#### [EXERCISE INSTRUCTIONS]
Print the entire listing. Each line must match the original exactly.

#### [RECORD EXTRACTS]
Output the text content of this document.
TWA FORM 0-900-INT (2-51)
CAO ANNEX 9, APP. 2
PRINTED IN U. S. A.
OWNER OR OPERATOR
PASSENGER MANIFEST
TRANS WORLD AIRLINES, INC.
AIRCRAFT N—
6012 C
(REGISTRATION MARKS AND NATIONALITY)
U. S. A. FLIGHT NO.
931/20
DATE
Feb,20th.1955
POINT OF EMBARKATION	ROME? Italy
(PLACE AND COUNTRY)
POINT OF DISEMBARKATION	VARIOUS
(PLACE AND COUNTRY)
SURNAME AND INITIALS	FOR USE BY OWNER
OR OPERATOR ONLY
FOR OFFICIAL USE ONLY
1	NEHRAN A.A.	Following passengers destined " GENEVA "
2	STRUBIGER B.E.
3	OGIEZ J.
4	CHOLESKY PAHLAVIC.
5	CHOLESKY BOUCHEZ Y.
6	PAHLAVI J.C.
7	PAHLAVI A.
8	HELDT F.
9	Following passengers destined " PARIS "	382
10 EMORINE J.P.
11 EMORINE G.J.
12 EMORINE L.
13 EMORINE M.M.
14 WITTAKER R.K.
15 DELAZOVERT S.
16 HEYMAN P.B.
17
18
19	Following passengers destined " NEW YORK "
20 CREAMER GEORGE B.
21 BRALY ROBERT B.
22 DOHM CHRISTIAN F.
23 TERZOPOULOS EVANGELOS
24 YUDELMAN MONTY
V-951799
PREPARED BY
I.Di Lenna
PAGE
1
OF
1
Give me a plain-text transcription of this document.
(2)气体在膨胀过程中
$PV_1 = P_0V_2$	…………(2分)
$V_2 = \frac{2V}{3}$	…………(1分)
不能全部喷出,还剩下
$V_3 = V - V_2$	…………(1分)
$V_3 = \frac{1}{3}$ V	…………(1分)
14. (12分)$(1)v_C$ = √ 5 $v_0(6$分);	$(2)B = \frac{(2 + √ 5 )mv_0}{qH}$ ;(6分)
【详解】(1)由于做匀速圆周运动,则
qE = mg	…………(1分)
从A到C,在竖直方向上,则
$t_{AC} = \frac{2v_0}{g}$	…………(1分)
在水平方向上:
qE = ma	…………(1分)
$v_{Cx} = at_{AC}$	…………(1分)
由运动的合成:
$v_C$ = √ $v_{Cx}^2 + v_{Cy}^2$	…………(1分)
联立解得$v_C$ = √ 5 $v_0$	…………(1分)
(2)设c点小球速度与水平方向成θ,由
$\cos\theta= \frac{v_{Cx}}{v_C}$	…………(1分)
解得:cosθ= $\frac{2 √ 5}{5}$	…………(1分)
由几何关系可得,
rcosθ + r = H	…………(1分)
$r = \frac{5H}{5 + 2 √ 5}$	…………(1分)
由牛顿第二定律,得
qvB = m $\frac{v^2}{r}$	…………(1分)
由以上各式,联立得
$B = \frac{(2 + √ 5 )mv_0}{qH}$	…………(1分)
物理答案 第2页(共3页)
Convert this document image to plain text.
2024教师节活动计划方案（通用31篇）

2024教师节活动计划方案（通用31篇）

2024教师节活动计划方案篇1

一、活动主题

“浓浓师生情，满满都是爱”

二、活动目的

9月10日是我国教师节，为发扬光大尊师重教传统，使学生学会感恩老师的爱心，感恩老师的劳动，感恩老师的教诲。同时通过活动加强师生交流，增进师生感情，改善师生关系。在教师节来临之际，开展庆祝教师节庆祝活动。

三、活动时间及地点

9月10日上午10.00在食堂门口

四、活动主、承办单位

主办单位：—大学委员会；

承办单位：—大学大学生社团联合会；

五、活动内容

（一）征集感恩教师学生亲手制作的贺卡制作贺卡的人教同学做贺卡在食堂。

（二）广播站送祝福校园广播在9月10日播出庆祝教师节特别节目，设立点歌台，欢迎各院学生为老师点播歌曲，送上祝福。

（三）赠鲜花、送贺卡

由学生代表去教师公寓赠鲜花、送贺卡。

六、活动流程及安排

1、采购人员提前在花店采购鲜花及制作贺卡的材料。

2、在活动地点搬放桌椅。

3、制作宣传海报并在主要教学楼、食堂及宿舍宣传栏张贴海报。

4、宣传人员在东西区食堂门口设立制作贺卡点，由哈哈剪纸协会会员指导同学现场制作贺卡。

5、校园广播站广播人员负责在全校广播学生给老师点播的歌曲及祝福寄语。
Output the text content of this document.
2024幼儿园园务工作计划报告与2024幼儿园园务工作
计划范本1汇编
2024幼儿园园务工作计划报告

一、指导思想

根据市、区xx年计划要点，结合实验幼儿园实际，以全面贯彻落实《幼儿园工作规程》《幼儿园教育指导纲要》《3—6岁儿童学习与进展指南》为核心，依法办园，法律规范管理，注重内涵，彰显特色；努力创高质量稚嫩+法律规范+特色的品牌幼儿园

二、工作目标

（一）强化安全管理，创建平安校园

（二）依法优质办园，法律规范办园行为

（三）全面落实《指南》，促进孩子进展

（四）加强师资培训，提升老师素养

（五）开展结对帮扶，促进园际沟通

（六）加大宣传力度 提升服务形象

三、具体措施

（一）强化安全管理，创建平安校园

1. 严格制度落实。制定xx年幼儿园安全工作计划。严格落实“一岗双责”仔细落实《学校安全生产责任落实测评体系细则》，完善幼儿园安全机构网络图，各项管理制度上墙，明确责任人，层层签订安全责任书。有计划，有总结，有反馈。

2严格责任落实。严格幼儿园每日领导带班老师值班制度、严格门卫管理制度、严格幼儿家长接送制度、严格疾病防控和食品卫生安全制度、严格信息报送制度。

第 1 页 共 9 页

#### [ANSWER TO THIS TASK]
Output the text content of this document.
TWA FORM 0-900-INT (2-51)
CAO ANNEX 9, APP. 2
PRINTED IN U. S. A.
OWNER OR OPERATOR
PASSENGER MANIFEST
TRANS WORLD AIRLINES, INC.
AIRCRAFT N—
6012 C
(REGISTRATION MARKS AND NATIONALITY)
U. S. A. FLIGHT NO.
931/20
DATE
Feb,20th.1955
POINT OF EMBARKATION	ROME? Italy
(PLACE AND COUNTRY)
POINT OF DISEMBARKATION	VARIOUS
(PLACE AND COUNTRY)
SURNAME AND INITIALS	FOR USE BY OWNER
OR OPERATOR ONLY
FOR OFFICIAL USE ONLY
1	NEHRAN A.A.	Following passengers destined " GENEVA "
2	STRUBIGER B.E.
3	OGIEZ J.
4	CHOLESKY PAHLAVIC.
5	CHOLESKY BOUCHEZ Y.
6	PAHLAVI J.C.
7	PAHLAVI A.
8	HELDT F.
9	Following passengers destined " PARIS "	382
10 EMORINE J.P.
11 EMORINE G.J.
12 EMORINE L.
13 EMORINE M.M.
14 WITTAKER R.K.
15 DELAZOVERT S.
16 HEYMAN P.B.
17
18
19	Following passengers destined " NEW YORK "
20 CREAMER GEORGE B.
21 BRALY ROBERT B.
22 DOHM CHRISTIAN F.
23 TERZOPOULOS EVANGELOS
24 YUDELMAN MONTY
V-951799
PREPARED BY
I.Di Lenna
PAGE
1
OF
1
Give me a plain-text transcription of this document.
(2)气体在膨胀过程中
$PV_1 = P_0V_2$	…………(2分)
$V_2 = \frac{2V}{3}$	…………(1分)
不能全部喷出,还剩下
$V_3 = V - V_2$	…………(1分)
$V_3 = \frac{1}{3}$ V	…………(1分)
14. (12分)$(1)v_C$ = √ 5 $v_0(6$分);	$(2)B = \frac{(2 + √ 5 )mv_0}{qH}$ ;(6分)
【详解】(1)由于做匀速圆周运动,则
qE = mg	…………(1分)
从A到C,在竖直方向上,则
$t_{AC} = \frac{2v_0}{g}$	…………(1分)
在水平方向上:
qE = ma	…………(1分)
$v_{Cx} = at_{AC}$	…………(1分)
由运动的合成:
$v_C$ = √ $v_{Cx}^2 + v_{Cy}^2$	…………(1分)
联立解得$v_C$ = √ 5 $v_0$	…………(1分)
(2)设c点小球速度与水平方向成θ,由
$\cos\theta= \frac{v_{Cx}}{v_C}$	…………(1分)
解得:cosθ= $\frac{2 √ 5}{5}$	…………(1分)
由几何关系可得,
rcosθ + r = H	…………(1分)
$r = \frac{5H}{5 + 2 √ 5}$	…………(1分)
由牛顿第二定律,得
qvB = m $\frac{v^2}{r}$	…………(1分)
由以上各式,联立得
$B = \frac{(2 + √ 5 )mv_0}{qH}$	…………(1分)
物理答案 第2页(共3页)
Convert this document image to plain text.
2024教师节活动计划方案（通用31篇）

2024教师节活动计划方案（通用31篇）

2024教师节活动计划方案篇1

一、活动主题

“浓浓师生情，满满都是爱”

二、活动目的

9月10日是我国教师节，为发扬光大尊师重教传统，使学生学会感恩老师的爱心，感恩老师的劳动，感恩老师的教诲。同时通过活动加强师生交流，增进师生感情，改善师生关系。在教师节来临之际，开展庆祝教师节庆祝活动。

三、活动时间及地点

9月10日上午10.00在食堂门口

四、活动主、承办单位

主办单位：—大学委员会；

承办单位：—大学大学生社团联合会；

五、活动内容

（一）征集感恩教师学生亲手制作的贺卡制作贺卡的人教同学做贺卡在食堂。

（二）广播站送祝福校园广播在9月10日播出庆祝教师节特别节目，设立点歌台，欢迎各院学生为老师点播歌曲，送上祝福。

（三）赠鲜花、送贺卡

由学生代表去教师公寓赠鲜花、送贺卡。

六、活动流程及安排

1、采购人员提前在花店采购鲜花及制作贺卡的材料。

2、在活动地点搬放桌椅。

3、制作宣传海报并在主要教学楼、食堂及宿舍宣传栏张贴海报。

4、宣传人员在东西区食堂门口设立制作贺卡点，由哈哈剪纸协会会员指导同学现场制作贺卡。

5、校园广播站广播人员负责在全校广播学生给老师点播的歌曲及祝福寄语。
Output the text content of this document.
2024幼儿园园务工作计划报告与2024幼儿园园务工作
计划范本1汇编
2024幼儿园园务工作计划报告

一、指导思想

根据市、区xx年计划要点，结合实验幼儿园实际，以全面贯彻落实《幼儿园工作规程》《幼儿园教育指导纲要》《3—6岁儿童学习与进展指南》为核心，依法办园，法律规范管理，注重内涵，彰显特色；努力创高质量稚嫩+法律规范+特色的品牌幼儿园

二、工作目标

（一）强化安全管理，创建平安校园

（二）依法优质办园，法律规范办园行为

（三）全面落实《指南》，促进孩子进展

（四）加强师资培训，提升老师素养

（五）开展结对帮扶，促进园际沟通

（六）加大宣传力度 提升服务形象

三、具体措施

（一）强化安全管理，创建平安校园

1. 严格制度落实。制定xx年幼儿园安全工作计划。严格落实“一岗双责”仔细落实《学校安全生产责任落实测评体系细则》，完善幼儿园安全机构网络图，各项管理制度上墙，明确责任人，层层签订安全责任书。有计划，有总结，有反馈。

2严格责任落实。严格幼儿园每日领导带班老师值班制度、严格门卫管理制度、严格幼儿家长接送制度、严格疾病防控和食品卫生安全制度、严格信息报送制度。

第 1 页 共 9 页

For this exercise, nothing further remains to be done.